[Data records]
┄┄┄┄┄┄

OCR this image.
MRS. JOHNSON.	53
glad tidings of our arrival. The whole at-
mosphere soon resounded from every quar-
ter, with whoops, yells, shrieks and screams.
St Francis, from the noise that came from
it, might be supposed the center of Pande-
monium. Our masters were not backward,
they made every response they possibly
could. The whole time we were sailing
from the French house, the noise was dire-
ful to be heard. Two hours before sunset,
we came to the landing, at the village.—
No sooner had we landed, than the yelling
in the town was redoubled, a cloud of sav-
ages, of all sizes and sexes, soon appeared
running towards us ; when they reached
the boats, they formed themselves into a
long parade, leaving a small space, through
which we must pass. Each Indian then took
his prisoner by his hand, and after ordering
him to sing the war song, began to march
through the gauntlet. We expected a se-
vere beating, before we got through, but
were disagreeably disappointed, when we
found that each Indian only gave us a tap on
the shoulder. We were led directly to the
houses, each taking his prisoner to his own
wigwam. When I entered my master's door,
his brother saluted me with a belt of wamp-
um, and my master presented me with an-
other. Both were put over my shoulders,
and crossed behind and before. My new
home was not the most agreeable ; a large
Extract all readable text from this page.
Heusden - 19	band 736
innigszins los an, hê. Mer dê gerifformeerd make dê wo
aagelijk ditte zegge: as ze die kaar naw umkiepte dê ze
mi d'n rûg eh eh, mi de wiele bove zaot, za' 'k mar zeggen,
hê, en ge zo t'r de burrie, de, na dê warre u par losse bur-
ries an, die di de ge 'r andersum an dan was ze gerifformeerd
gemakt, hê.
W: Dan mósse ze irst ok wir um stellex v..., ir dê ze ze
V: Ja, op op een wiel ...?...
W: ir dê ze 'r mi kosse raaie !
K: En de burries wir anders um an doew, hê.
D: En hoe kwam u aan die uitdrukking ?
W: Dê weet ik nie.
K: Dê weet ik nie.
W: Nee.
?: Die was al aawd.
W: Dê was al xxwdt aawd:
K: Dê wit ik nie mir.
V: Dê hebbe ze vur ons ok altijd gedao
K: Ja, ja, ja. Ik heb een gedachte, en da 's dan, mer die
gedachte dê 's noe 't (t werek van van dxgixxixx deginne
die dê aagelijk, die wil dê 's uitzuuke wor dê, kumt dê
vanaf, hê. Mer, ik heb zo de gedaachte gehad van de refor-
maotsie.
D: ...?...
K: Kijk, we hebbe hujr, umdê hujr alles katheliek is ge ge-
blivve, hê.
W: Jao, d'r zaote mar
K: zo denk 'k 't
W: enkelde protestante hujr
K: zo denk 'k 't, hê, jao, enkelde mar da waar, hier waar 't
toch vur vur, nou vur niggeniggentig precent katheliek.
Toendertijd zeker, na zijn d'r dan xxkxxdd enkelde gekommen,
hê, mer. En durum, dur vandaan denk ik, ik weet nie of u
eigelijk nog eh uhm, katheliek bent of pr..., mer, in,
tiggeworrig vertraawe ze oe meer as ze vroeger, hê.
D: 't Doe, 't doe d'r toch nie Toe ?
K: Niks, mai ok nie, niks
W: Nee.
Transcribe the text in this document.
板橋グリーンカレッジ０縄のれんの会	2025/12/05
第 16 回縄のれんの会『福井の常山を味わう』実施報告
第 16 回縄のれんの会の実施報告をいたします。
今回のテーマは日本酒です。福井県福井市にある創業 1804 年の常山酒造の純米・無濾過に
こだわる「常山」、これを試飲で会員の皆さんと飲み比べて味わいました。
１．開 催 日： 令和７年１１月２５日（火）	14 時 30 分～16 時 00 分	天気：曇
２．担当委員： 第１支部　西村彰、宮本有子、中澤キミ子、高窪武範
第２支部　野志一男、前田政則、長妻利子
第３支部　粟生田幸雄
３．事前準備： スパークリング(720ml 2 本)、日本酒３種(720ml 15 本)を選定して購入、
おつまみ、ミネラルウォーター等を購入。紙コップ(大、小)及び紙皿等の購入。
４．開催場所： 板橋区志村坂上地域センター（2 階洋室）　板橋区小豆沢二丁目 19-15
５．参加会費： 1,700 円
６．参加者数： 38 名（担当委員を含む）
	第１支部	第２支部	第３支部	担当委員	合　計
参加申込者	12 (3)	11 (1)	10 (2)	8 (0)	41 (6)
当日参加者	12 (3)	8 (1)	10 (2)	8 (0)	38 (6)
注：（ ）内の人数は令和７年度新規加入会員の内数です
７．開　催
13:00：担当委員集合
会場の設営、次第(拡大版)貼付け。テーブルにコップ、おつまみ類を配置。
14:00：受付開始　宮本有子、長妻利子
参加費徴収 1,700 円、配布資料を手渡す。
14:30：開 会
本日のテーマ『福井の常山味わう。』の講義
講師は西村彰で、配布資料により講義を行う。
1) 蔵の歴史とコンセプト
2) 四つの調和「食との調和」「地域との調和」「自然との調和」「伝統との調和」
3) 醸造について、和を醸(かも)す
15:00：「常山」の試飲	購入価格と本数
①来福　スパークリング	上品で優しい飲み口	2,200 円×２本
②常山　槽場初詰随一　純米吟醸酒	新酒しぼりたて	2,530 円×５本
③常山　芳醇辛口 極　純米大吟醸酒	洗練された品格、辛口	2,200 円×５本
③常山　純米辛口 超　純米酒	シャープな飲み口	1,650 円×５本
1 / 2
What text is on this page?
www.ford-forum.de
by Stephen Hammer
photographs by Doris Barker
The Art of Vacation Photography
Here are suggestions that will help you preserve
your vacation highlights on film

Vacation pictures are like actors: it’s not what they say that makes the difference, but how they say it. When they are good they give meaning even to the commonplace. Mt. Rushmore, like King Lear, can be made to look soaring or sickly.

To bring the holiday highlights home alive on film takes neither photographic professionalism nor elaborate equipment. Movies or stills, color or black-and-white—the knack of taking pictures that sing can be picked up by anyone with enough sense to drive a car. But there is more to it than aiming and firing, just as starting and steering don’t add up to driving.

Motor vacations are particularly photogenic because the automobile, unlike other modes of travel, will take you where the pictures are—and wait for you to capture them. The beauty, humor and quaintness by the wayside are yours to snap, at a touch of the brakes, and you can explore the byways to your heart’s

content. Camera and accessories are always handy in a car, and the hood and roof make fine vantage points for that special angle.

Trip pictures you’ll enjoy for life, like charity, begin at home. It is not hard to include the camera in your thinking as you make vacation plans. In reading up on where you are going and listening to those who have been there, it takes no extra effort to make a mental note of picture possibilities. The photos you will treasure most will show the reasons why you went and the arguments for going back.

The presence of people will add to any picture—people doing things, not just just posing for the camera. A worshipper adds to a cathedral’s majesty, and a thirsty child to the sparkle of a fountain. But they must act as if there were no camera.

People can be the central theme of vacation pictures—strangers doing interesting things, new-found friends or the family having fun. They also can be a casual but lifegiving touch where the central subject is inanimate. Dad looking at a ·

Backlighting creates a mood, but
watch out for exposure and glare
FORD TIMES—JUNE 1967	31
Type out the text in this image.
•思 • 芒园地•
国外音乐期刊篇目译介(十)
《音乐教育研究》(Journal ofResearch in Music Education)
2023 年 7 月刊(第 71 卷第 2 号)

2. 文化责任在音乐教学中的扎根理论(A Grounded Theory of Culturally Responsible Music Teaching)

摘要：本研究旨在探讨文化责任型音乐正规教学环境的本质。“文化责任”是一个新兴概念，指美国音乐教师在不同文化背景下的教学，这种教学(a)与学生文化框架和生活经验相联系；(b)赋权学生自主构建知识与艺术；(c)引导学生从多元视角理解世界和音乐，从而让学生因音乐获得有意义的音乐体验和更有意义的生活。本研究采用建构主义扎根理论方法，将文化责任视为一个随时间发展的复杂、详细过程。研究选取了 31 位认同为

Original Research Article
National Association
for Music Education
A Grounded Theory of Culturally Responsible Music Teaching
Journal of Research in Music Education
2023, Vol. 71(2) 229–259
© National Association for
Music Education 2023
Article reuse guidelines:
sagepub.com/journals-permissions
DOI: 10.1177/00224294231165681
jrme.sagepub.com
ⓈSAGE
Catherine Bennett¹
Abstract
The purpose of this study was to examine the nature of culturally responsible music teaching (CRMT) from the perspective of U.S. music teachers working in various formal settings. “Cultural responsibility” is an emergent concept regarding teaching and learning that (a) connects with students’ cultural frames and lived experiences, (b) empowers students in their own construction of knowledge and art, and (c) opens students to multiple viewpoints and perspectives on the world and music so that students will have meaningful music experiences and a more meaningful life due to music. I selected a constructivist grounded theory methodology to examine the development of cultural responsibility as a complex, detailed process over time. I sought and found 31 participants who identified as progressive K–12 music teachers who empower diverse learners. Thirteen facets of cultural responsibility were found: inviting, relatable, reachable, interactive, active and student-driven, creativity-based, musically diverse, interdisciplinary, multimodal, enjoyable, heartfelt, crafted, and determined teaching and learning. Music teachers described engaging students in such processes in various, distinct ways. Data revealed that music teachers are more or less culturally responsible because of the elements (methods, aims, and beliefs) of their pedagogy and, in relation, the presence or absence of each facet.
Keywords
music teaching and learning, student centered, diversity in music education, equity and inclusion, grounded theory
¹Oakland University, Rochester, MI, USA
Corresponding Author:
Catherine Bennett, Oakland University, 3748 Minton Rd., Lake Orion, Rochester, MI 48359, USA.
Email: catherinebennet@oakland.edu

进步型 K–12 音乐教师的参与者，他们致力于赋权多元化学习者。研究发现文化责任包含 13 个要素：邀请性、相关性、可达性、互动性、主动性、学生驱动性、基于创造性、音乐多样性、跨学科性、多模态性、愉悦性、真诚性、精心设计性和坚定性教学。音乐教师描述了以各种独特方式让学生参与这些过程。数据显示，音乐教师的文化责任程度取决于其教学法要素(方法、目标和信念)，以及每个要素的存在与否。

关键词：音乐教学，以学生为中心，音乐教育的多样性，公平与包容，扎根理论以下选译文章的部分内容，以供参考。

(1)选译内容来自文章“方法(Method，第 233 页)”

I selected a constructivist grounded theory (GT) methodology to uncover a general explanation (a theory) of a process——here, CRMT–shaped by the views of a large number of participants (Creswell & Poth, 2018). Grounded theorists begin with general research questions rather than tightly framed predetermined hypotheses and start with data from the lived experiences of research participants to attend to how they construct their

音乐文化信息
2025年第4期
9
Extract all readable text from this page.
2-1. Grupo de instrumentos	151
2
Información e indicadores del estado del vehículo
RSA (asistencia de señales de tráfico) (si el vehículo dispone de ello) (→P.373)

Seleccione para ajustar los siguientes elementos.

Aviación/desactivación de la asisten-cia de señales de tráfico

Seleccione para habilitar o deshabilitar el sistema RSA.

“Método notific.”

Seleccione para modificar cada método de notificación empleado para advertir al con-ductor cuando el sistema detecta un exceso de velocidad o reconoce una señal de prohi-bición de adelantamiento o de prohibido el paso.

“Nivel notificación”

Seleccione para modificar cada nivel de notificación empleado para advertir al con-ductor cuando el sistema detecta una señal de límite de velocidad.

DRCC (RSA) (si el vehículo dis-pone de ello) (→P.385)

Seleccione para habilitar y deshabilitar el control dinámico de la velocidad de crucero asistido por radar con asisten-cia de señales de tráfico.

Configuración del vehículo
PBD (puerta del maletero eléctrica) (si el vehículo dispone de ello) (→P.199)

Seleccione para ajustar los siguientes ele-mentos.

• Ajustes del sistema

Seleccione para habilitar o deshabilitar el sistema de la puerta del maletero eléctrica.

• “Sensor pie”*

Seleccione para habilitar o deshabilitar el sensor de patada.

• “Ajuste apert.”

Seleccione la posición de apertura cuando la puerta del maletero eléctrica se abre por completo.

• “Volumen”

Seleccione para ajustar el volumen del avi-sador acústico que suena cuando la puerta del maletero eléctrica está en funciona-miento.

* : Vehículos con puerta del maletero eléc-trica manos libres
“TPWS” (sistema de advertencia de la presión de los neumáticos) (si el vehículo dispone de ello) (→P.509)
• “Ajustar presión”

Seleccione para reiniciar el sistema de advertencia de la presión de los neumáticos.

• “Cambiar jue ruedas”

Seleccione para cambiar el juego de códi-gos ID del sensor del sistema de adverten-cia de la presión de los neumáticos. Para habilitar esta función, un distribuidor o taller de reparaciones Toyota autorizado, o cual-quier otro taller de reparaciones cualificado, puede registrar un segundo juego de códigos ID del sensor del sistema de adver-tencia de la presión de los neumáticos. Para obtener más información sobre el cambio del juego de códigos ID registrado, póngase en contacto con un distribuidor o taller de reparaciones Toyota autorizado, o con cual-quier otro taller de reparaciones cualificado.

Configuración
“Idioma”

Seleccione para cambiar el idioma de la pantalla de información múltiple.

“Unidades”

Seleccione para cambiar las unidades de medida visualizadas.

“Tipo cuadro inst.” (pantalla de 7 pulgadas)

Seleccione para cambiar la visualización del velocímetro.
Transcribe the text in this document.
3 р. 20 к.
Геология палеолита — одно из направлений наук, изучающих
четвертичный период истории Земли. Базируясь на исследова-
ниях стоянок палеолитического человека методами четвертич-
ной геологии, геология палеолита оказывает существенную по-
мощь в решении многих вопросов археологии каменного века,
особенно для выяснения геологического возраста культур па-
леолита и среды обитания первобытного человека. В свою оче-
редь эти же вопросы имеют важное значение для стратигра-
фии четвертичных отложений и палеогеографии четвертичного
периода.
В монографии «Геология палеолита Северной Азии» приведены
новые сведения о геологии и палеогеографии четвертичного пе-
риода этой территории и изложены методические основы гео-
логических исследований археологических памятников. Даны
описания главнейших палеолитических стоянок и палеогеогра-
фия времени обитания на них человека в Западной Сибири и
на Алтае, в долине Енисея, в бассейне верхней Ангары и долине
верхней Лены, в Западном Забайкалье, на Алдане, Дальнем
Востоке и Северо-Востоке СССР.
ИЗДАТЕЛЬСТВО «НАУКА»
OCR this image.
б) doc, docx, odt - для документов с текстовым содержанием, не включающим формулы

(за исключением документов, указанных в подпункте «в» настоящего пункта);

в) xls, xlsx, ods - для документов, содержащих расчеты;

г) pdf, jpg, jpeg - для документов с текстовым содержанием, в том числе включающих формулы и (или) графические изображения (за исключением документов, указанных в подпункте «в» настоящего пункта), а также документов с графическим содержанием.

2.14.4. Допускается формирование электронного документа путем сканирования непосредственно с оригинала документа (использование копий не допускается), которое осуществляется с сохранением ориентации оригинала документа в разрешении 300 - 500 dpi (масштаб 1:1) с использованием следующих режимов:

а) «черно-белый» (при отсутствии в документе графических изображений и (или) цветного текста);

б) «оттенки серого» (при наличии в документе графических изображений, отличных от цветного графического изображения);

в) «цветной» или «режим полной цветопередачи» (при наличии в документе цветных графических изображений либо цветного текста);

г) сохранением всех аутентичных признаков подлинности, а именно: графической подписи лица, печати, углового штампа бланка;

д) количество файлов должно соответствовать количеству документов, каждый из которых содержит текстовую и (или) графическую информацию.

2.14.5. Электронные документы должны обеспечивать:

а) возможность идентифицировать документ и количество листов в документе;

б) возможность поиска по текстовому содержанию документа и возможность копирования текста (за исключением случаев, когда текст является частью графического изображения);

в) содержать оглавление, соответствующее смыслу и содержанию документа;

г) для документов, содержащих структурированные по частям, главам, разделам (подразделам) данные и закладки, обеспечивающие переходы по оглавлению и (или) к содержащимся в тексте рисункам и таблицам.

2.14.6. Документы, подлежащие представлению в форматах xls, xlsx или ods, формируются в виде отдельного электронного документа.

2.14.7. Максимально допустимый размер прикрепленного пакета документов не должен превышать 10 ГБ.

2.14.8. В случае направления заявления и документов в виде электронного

┄┄┄┄┄┄

**Task to carry out:** Of the lines above, copy each that contains "содержанием".

**Output for this task:**
б) doc, docx, odt - для документов с текстовым содержанием, не включающим формулы
г) pdf, jpg, jpeg - для документов с текстовым содержанием, в том числе включающих формулы и (или) графические изображения (за исключением документов, указанных в подпункте «в» настоящего пункта), а также документов с графическим содержанием.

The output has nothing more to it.